------ Working data ------
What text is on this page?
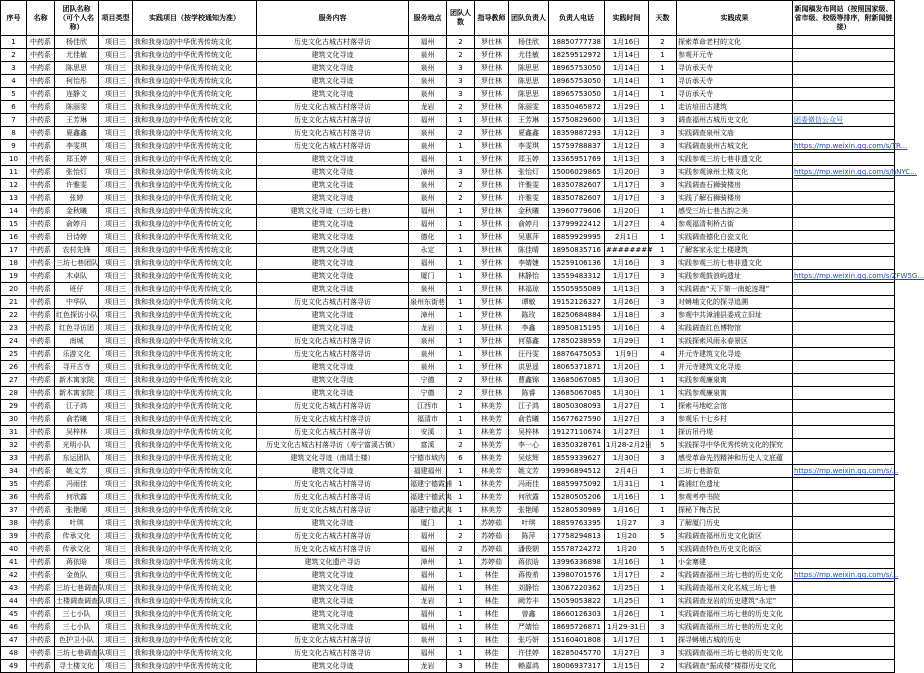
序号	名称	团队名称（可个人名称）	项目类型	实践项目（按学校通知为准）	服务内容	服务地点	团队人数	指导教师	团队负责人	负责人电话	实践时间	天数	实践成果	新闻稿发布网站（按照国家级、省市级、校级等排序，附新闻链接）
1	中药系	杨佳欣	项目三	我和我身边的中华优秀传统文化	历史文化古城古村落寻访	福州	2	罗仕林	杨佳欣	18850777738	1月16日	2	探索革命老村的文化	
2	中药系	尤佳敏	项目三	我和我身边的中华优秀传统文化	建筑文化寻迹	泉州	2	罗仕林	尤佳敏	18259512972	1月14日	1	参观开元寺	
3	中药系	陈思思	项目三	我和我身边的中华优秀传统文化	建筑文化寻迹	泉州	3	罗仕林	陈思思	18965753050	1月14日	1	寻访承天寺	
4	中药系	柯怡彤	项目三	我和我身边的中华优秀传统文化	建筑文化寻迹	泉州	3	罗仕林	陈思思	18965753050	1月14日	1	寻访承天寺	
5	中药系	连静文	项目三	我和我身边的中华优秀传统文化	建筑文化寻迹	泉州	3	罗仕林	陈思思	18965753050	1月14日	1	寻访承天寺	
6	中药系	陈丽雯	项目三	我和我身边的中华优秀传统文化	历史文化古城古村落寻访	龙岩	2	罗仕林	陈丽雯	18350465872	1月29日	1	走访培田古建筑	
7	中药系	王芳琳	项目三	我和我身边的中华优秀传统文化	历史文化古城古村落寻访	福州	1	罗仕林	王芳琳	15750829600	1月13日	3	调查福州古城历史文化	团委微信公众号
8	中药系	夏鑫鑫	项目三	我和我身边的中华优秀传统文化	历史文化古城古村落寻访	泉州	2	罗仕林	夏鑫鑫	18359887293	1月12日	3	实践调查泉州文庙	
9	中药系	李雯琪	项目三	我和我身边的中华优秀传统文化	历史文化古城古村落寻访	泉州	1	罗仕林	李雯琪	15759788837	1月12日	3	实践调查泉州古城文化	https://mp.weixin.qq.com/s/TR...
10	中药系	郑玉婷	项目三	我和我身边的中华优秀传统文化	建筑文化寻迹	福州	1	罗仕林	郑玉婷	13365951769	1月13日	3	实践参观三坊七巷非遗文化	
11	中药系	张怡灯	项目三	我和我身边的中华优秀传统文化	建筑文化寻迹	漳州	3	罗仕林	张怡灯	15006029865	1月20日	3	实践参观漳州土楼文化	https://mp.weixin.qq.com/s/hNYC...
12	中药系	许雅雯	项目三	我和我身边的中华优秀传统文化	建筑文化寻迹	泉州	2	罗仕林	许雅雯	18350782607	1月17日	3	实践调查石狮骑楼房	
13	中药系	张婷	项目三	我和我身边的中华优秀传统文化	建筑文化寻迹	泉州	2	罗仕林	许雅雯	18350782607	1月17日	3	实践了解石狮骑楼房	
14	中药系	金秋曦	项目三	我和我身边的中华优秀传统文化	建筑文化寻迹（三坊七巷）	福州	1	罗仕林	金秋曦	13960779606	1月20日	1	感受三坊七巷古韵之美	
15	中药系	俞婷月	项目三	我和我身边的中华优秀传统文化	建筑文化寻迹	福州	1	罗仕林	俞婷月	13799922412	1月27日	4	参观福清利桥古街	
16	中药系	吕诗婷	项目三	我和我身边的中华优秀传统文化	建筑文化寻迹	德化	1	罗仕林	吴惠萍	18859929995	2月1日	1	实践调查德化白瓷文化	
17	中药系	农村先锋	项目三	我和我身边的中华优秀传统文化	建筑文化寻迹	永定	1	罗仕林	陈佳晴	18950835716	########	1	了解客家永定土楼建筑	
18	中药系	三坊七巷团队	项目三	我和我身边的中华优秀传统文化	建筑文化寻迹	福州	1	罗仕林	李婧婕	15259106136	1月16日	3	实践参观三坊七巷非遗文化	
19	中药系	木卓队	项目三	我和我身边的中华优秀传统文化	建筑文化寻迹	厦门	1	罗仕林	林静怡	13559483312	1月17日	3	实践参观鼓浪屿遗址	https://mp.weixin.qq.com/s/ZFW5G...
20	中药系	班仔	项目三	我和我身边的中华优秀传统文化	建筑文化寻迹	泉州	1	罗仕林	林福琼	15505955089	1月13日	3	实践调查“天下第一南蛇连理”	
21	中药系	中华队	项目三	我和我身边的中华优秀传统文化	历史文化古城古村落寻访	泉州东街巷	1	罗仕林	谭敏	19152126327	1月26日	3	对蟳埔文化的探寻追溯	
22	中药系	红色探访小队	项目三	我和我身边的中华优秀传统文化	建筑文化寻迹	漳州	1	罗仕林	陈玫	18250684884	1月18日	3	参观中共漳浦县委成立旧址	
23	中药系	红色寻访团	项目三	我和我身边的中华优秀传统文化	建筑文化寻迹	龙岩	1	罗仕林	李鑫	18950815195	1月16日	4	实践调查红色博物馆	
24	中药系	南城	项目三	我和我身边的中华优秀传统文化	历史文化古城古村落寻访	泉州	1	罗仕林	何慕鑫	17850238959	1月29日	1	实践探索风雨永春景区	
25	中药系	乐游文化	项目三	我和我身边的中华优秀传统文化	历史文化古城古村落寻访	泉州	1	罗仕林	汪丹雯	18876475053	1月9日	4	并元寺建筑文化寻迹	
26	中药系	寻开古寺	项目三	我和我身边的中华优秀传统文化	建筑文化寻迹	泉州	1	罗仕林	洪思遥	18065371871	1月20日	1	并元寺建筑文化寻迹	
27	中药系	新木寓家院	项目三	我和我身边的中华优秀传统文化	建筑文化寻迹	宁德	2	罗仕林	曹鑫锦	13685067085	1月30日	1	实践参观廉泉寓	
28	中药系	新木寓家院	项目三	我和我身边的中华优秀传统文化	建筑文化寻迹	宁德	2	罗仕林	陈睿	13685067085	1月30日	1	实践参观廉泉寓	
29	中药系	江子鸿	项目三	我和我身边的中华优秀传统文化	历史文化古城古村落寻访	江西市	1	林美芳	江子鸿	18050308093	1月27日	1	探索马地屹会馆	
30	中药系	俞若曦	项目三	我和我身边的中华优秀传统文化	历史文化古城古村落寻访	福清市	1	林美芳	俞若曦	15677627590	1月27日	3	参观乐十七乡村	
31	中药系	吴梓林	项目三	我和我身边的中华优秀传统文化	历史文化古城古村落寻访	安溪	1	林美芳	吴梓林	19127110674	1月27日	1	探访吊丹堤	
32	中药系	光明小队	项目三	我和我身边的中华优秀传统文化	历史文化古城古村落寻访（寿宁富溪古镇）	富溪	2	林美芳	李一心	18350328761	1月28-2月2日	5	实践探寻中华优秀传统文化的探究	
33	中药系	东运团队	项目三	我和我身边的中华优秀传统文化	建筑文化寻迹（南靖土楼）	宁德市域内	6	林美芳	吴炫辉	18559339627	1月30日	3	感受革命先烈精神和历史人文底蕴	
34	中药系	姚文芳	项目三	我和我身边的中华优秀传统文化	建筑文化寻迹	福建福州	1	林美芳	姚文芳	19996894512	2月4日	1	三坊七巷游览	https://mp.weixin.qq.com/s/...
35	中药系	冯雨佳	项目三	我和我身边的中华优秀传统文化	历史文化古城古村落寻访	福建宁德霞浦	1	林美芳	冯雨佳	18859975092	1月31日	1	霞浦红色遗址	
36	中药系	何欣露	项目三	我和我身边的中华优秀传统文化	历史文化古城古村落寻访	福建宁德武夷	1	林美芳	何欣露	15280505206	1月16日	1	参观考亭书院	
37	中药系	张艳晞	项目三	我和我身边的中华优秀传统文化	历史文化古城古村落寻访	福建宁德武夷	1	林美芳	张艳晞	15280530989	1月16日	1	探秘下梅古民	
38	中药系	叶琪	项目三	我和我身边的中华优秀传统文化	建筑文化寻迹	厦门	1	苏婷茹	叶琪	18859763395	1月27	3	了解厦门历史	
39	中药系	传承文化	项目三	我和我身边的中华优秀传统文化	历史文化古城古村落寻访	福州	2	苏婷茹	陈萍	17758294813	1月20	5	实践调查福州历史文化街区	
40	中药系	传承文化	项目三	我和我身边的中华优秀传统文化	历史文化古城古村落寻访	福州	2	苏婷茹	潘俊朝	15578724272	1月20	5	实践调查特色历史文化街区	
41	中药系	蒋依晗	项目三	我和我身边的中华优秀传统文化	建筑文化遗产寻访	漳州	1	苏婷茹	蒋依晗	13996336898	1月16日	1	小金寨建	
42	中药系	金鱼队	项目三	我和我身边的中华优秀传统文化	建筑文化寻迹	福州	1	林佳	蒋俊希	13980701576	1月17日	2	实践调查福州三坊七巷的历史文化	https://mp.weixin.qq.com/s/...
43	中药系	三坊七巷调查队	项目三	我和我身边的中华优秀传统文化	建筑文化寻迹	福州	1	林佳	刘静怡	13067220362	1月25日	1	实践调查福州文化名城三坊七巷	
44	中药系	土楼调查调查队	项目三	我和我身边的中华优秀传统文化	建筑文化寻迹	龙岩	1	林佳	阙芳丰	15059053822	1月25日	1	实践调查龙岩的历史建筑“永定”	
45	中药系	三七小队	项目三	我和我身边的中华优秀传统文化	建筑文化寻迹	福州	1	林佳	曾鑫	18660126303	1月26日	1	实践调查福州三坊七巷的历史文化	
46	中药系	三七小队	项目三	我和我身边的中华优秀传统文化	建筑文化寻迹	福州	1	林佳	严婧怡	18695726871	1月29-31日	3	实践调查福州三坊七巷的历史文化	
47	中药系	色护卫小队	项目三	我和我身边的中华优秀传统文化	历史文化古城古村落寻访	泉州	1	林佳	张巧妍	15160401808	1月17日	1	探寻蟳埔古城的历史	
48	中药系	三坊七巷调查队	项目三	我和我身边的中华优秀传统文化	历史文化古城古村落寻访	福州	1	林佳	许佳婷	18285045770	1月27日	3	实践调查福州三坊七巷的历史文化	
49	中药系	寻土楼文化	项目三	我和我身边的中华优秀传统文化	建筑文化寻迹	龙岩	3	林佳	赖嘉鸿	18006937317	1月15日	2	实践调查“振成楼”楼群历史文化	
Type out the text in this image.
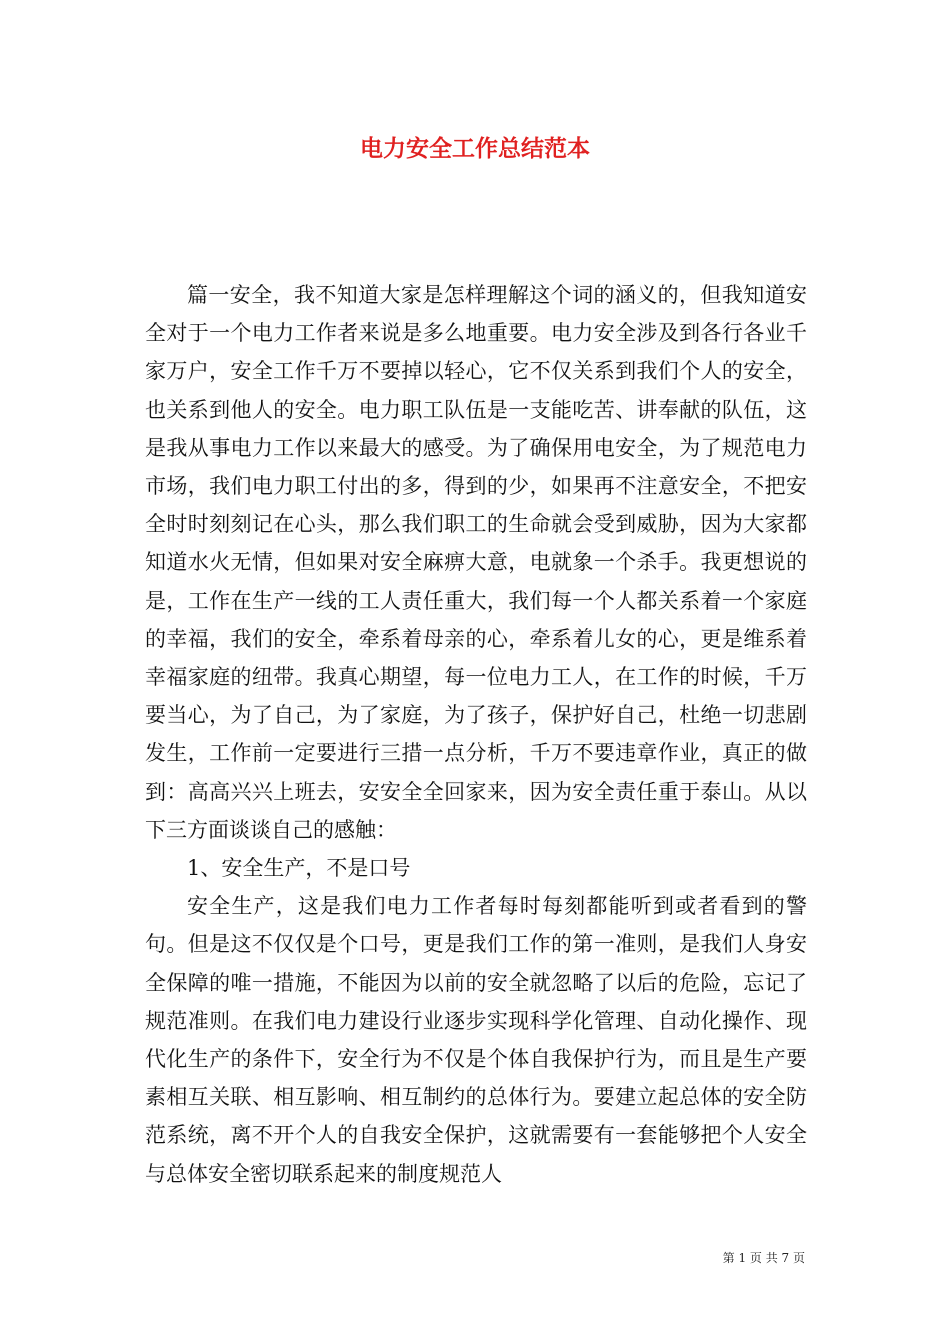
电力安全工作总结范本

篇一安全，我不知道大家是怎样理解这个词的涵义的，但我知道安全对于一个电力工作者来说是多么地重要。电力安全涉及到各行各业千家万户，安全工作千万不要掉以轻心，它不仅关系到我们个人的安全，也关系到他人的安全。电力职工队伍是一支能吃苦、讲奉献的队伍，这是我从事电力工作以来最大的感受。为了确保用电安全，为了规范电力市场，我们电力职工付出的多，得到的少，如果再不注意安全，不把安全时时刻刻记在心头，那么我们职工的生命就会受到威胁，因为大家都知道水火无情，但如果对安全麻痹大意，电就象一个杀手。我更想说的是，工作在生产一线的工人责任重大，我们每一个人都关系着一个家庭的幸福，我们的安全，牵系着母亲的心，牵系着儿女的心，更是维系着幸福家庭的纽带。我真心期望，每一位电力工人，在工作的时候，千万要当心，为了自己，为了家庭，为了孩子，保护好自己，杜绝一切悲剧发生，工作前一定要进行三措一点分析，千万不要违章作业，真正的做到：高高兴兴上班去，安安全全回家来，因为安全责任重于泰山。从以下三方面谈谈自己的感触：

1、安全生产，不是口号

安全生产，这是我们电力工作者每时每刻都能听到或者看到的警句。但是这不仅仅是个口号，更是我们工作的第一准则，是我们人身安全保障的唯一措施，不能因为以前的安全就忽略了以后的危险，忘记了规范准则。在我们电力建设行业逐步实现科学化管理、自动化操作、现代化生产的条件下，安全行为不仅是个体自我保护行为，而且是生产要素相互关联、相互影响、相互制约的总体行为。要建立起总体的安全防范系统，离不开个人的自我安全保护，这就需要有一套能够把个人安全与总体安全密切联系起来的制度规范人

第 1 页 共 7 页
------
[Work to complete]:
Copy each line of the records that contains the word "https".

[Correct response]:
9	中药系	李雯琪	项目三	我和我身边的中华优秀传统文化	历史文化古城古村落寻访	泉州	1	罗仕林	李雯琪	15759788837	1月12日	3	实践调查泉州古城文化	https://mp.weixin.qq.com/s/TR...
11	中药系	张怡灯	项目三	我和我身边的中华优秀传统文化	建筑文化寻迹	漳州	3	罗仕林	张怡灯	15006029865	1月20日	3	实践参观漳州土楼文化	https://mp.weixin.qq.com/s/hNYC...
19	中药系	木卓队	项目三	我和我身边的中华优秀传统文化	建筑文化寻迹	厦门	1	罗仕林	林静怡	13559483312	1月17日	3	实践参观鼓浪屿遗址	https://mp.weixin.qq.com/s/ZFW5G...
34	中药系	姚文芳	项目三	我和我身边的中华优秀传统文化	建筑文化寻迹	福建福州	1	林美芳	姚文芳	19996894512	2月4日	1	三坊七巷游览	https://mp.weixin.qq.com/s/...
42	中药系	金鱼队	项目三	我和我身边的中华优秀传统文化	建筑文化寻迹	福州	1	林佳	蒋俊希	13980701576	1月17日	2	实践调查福州三坊七巷的历史文化	https://mp.weixin.qq.com/s/...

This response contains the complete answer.